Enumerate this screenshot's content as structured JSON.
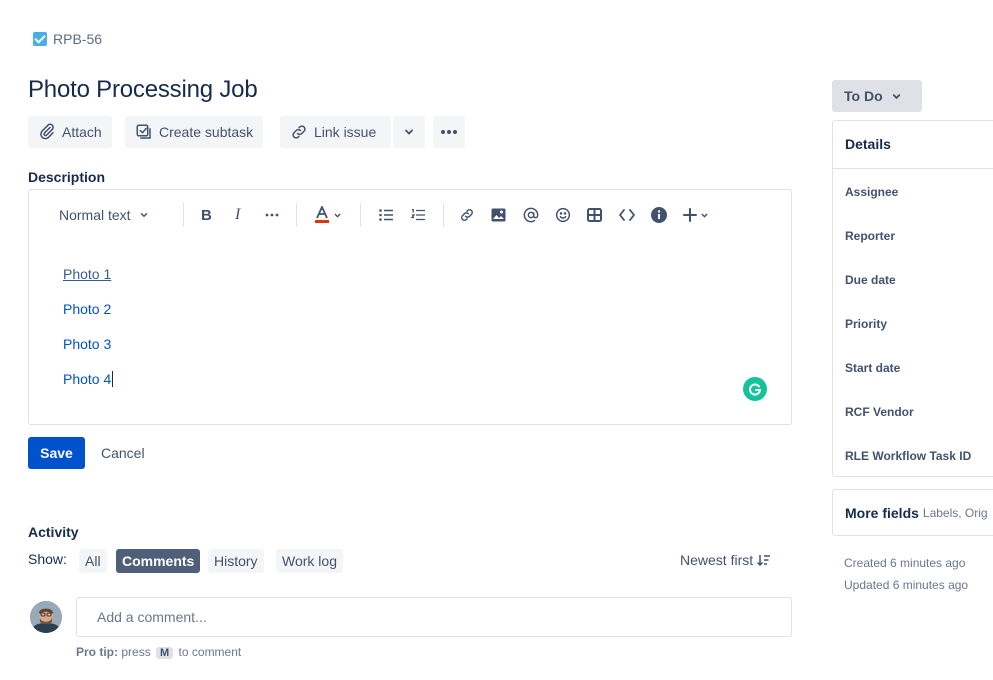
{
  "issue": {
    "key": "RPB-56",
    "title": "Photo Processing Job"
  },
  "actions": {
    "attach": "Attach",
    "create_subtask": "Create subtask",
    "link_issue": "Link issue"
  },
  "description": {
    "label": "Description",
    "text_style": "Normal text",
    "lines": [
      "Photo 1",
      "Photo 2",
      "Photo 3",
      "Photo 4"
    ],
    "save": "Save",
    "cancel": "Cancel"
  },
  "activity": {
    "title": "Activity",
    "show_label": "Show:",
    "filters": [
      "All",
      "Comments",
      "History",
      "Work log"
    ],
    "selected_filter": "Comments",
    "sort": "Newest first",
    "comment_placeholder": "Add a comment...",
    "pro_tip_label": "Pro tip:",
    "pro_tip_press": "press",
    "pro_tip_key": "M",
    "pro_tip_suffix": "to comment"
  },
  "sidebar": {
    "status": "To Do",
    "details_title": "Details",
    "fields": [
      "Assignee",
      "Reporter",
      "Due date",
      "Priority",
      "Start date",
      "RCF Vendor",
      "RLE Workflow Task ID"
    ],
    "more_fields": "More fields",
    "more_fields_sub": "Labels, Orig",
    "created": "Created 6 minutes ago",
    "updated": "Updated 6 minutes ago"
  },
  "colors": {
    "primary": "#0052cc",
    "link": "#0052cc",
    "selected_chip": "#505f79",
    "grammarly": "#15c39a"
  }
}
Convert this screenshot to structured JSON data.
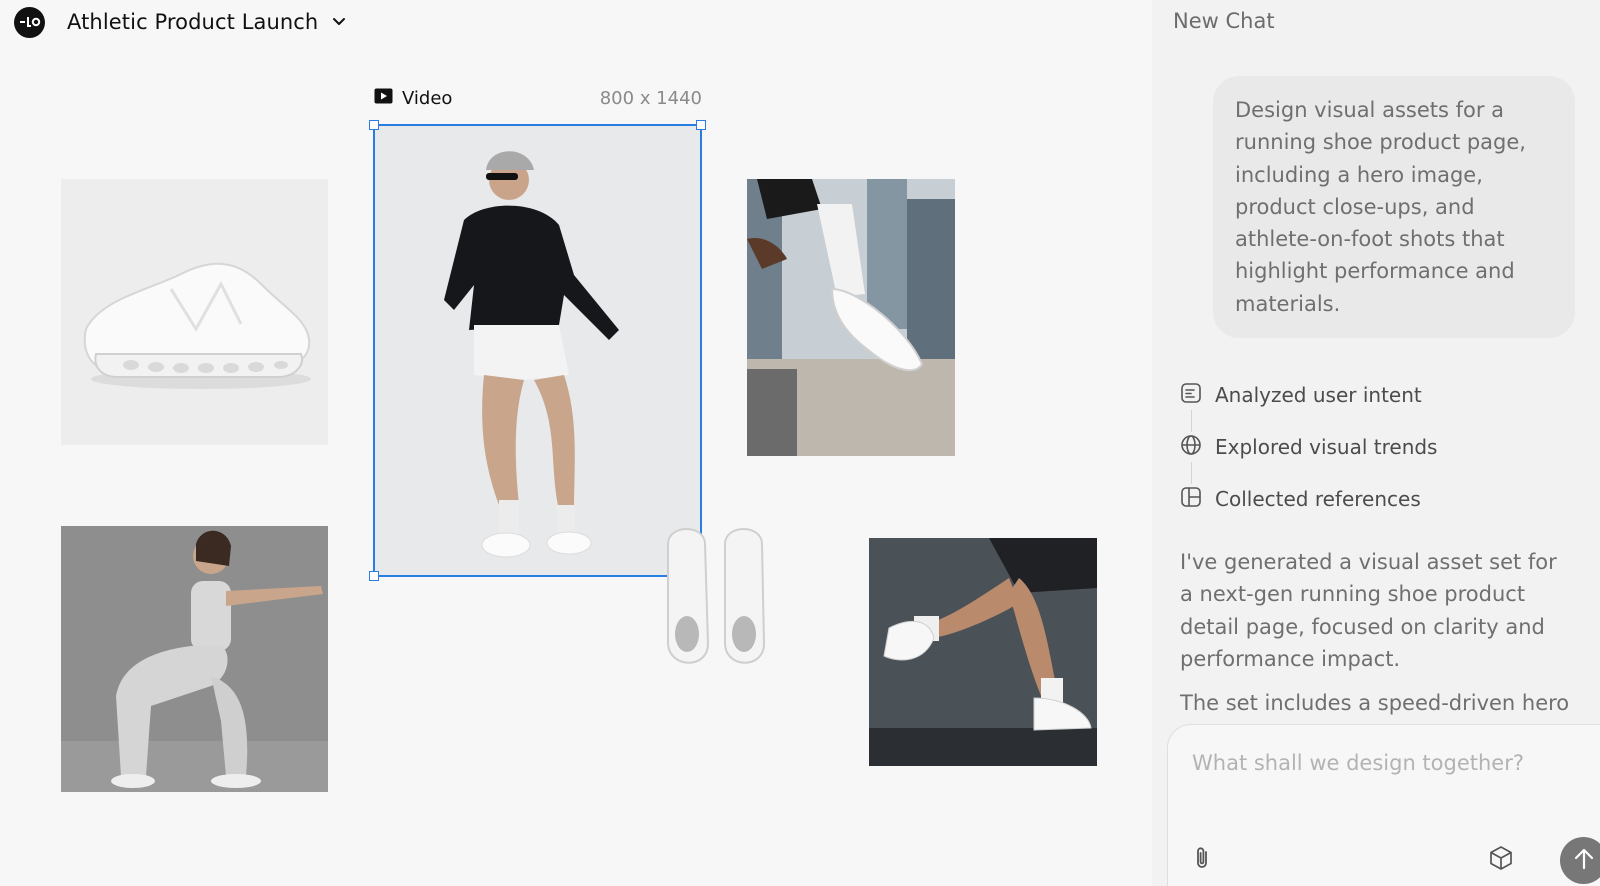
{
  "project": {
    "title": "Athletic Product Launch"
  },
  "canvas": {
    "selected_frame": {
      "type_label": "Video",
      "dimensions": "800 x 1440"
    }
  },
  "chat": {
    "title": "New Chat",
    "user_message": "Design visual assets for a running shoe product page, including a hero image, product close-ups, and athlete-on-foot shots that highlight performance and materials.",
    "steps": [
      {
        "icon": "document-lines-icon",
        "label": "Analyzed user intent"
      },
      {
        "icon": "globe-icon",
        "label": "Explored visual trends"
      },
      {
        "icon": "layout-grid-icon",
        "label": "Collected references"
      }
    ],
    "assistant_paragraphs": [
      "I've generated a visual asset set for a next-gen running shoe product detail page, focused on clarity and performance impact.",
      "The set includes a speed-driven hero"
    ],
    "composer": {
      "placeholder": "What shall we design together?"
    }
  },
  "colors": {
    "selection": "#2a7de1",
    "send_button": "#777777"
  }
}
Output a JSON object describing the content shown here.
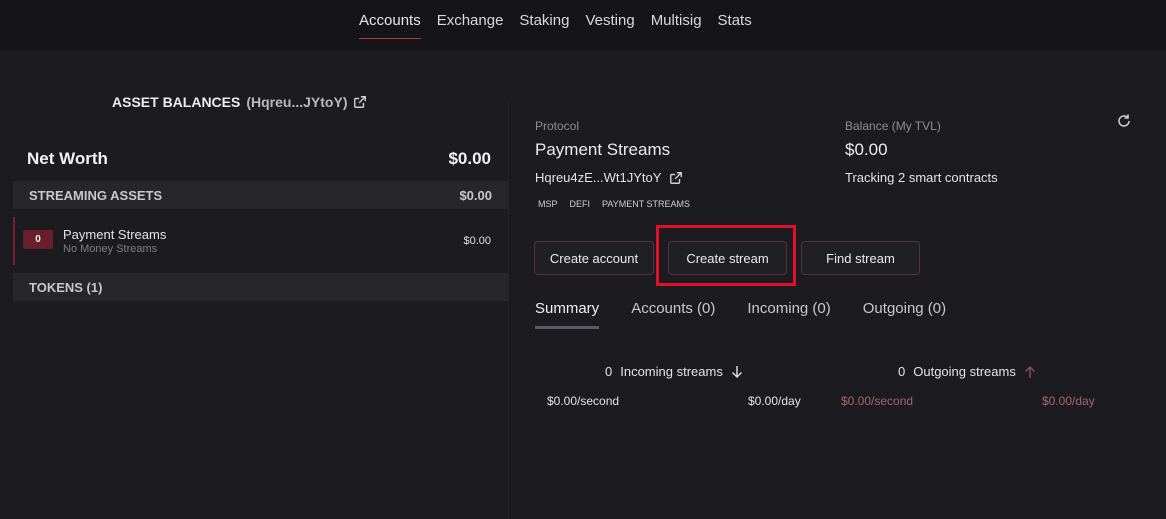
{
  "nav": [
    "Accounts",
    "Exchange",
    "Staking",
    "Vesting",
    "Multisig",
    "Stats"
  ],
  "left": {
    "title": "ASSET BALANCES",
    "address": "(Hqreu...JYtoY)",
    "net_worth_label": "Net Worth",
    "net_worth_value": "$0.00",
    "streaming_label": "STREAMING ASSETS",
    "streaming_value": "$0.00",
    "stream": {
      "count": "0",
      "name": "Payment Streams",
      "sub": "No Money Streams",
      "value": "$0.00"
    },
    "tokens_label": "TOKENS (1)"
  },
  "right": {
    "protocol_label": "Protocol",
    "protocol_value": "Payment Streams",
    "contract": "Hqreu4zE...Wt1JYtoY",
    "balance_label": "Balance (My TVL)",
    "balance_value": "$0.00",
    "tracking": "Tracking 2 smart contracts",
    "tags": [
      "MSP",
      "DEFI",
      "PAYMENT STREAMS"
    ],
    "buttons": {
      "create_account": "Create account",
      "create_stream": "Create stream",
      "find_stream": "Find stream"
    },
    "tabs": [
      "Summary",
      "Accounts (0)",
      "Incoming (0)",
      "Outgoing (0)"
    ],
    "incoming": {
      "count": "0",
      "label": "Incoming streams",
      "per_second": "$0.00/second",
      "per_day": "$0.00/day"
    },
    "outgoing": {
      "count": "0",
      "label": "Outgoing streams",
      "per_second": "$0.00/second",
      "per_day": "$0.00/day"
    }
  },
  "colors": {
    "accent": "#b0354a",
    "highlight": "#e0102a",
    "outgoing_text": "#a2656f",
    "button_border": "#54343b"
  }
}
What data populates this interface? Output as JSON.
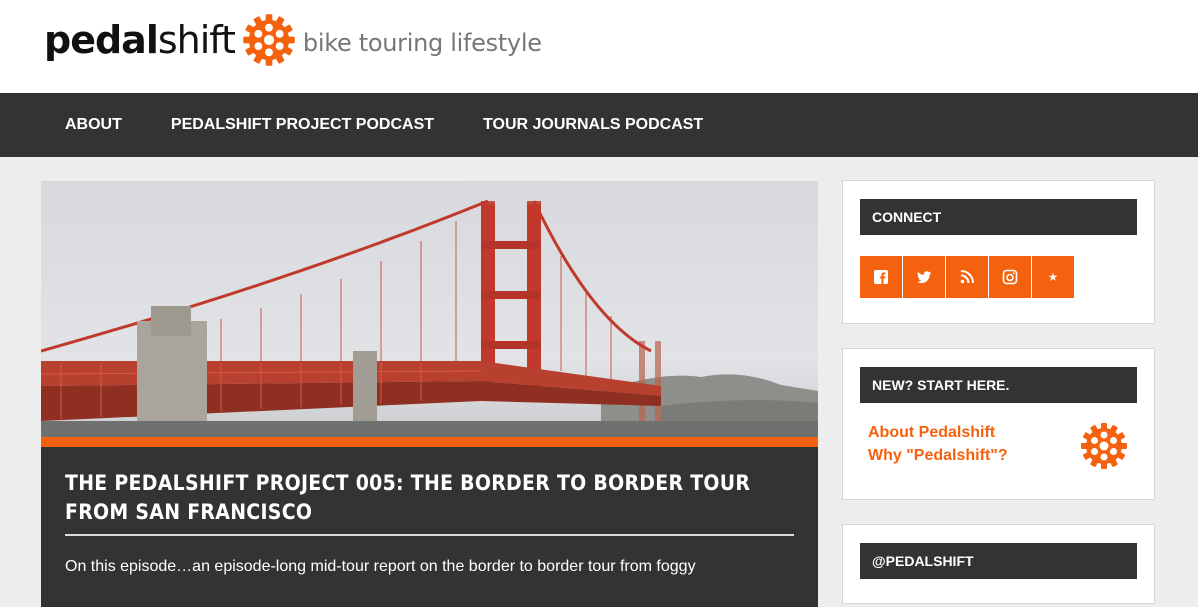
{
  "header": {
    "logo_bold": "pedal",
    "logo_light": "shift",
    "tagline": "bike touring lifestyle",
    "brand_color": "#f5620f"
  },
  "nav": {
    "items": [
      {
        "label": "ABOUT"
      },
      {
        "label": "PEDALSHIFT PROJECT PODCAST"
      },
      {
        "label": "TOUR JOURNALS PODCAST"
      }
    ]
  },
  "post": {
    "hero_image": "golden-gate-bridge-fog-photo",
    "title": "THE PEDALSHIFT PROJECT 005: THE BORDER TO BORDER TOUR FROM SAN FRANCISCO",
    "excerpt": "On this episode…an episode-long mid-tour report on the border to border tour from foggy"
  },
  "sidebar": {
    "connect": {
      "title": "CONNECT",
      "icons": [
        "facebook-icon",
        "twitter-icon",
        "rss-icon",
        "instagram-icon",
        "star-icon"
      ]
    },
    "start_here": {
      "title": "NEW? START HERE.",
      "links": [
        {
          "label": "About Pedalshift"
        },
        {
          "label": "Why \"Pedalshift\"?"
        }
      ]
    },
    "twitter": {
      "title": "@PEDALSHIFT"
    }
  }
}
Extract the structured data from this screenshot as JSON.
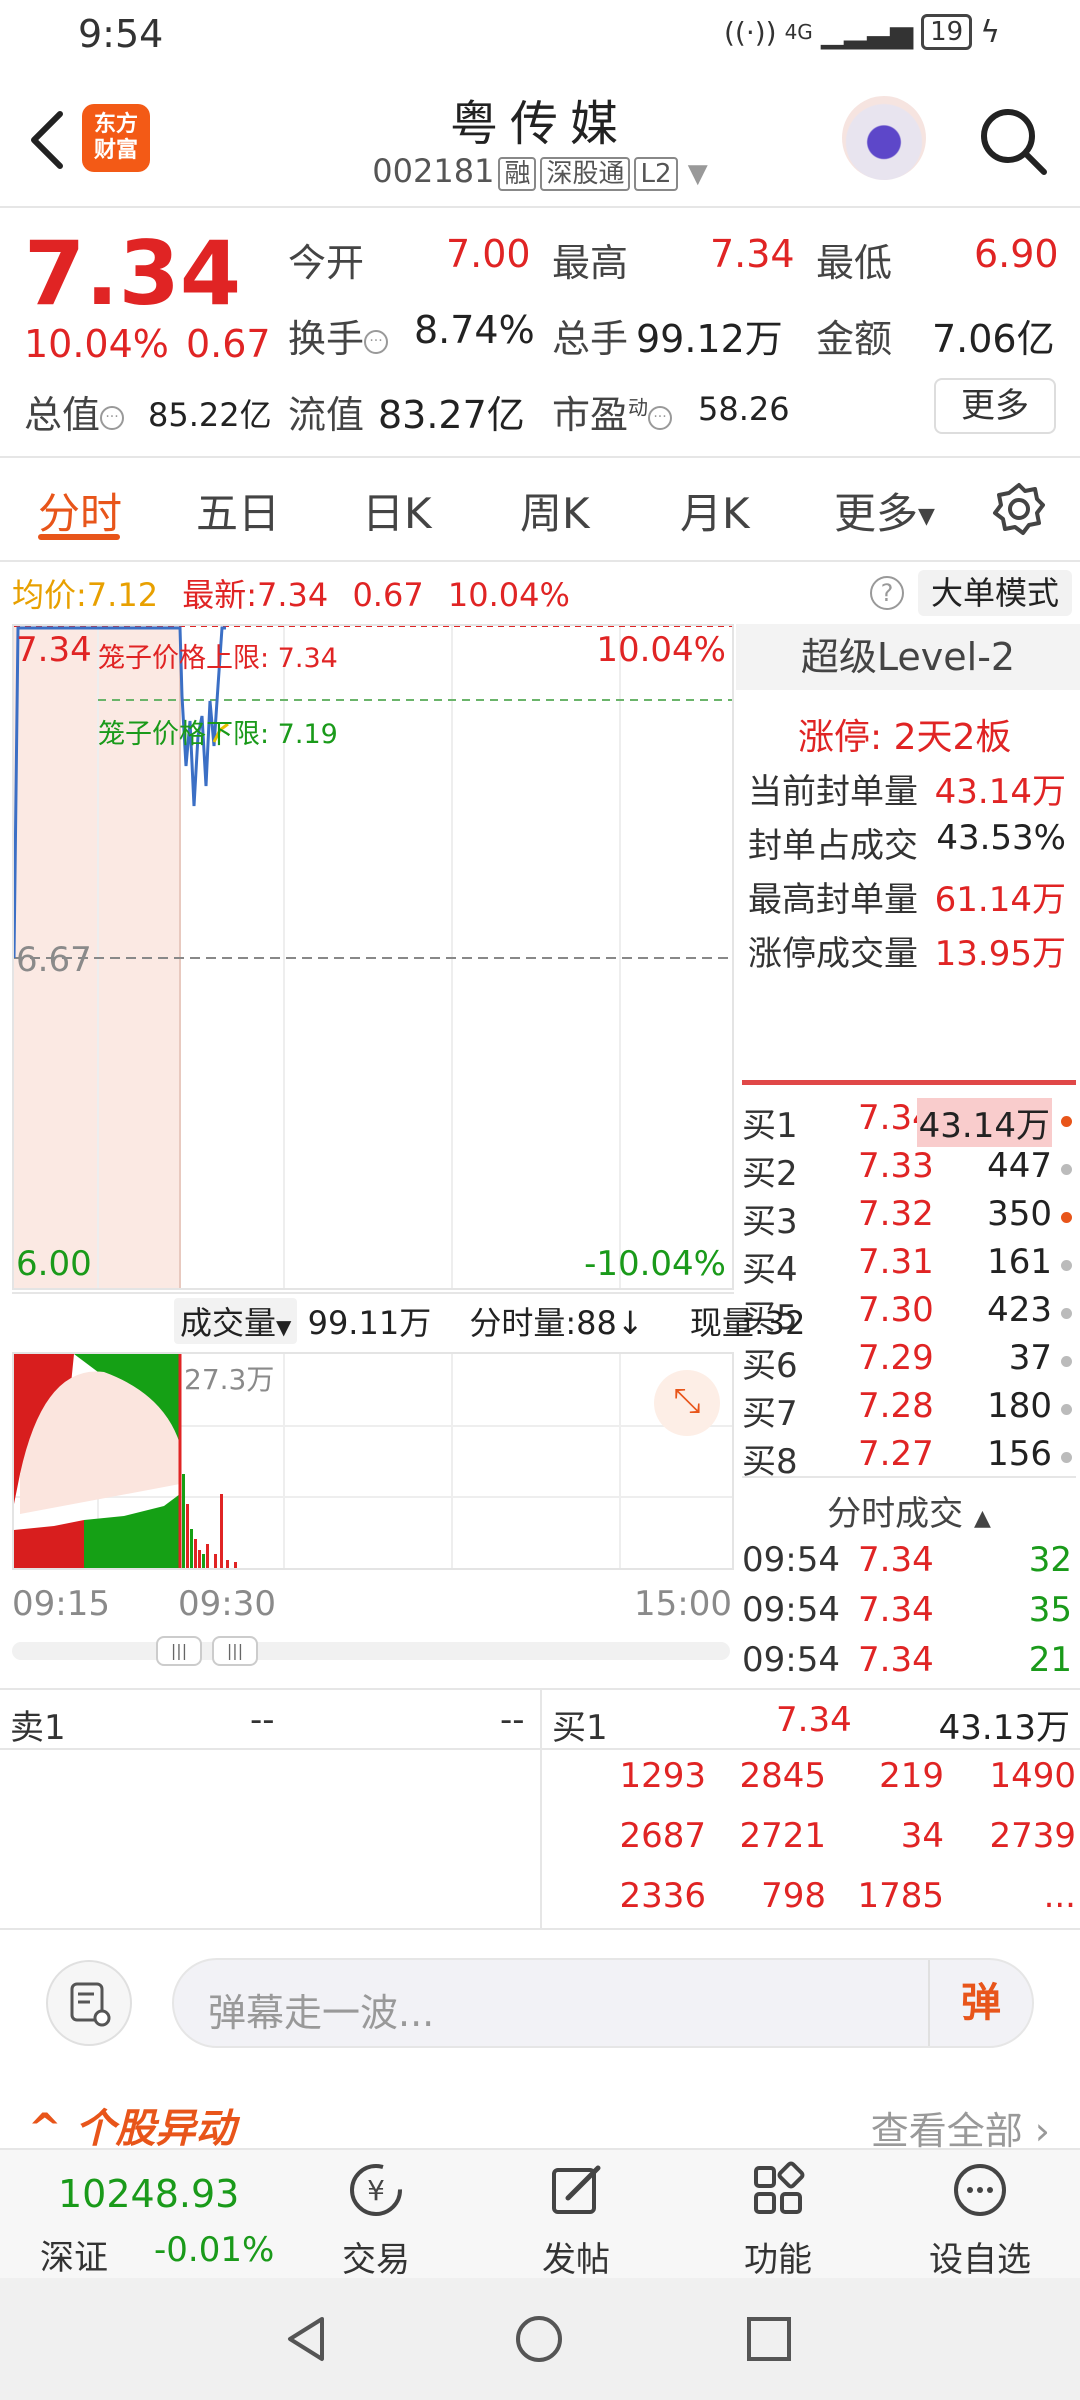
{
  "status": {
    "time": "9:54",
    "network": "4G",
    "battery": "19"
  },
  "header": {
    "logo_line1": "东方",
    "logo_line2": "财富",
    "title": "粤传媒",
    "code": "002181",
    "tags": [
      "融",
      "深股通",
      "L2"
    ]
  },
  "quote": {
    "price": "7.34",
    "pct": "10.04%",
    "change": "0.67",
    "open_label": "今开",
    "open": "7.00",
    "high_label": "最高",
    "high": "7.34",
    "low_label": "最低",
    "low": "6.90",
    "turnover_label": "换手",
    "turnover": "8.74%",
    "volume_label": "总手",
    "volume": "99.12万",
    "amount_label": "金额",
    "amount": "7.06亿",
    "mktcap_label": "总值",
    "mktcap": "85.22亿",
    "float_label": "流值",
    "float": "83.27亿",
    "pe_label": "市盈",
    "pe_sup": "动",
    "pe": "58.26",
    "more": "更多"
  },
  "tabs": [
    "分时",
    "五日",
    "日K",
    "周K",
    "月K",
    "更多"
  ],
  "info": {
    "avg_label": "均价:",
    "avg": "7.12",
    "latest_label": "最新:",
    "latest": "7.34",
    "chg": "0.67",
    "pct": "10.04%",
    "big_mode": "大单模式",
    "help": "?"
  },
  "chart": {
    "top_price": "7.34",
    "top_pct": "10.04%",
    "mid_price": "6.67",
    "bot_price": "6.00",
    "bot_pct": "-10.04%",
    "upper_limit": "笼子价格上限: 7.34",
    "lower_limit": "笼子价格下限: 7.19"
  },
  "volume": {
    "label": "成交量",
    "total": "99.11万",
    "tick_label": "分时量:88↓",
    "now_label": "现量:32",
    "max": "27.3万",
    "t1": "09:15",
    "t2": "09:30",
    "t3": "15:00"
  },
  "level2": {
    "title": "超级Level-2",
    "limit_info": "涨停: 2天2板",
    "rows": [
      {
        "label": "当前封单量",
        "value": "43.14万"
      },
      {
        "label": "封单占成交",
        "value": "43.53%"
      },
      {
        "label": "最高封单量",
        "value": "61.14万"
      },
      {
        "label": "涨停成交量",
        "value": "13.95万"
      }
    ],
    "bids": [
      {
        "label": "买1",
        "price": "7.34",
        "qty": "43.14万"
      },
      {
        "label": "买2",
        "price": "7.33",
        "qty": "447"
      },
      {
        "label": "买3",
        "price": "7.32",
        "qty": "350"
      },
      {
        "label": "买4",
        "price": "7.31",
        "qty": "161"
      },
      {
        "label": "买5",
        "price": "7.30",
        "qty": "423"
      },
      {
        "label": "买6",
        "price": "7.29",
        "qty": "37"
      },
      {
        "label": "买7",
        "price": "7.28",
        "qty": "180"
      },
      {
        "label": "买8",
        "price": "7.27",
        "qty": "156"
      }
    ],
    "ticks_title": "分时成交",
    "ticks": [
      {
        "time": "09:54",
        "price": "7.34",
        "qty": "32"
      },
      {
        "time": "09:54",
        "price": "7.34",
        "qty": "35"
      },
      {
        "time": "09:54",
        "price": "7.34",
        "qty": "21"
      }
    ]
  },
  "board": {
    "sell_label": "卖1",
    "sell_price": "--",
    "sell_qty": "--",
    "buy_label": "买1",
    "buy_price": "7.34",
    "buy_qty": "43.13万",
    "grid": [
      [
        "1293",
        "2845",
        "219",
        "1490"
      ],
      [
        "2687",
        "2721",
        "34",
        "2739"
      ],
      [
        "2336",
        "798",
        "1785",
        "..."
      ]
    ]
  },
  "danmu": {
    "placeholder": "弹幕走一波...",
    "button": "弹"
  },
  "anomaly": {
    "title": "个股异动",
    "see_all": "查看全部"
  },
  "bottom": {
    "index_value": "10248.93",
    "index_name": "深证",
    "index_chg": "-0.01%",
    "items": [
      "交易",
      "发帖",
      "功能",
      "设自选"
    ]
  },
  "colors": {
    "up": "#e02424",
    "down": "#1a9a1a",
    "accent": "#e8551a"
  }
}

•••••

:: What you will do ::
Every line of the records that includes the word "shoe" should be gathered.

:: Problem solution ::
    "user_message": "Design visual assets for a running shoe product page, including a hero image, product close-ups, and athlete-on-foot shots that highlight performance and materials.",
      "I've generated a visual asset set for a next-gen running shoe product detail page, focused on clarity and performance impact.",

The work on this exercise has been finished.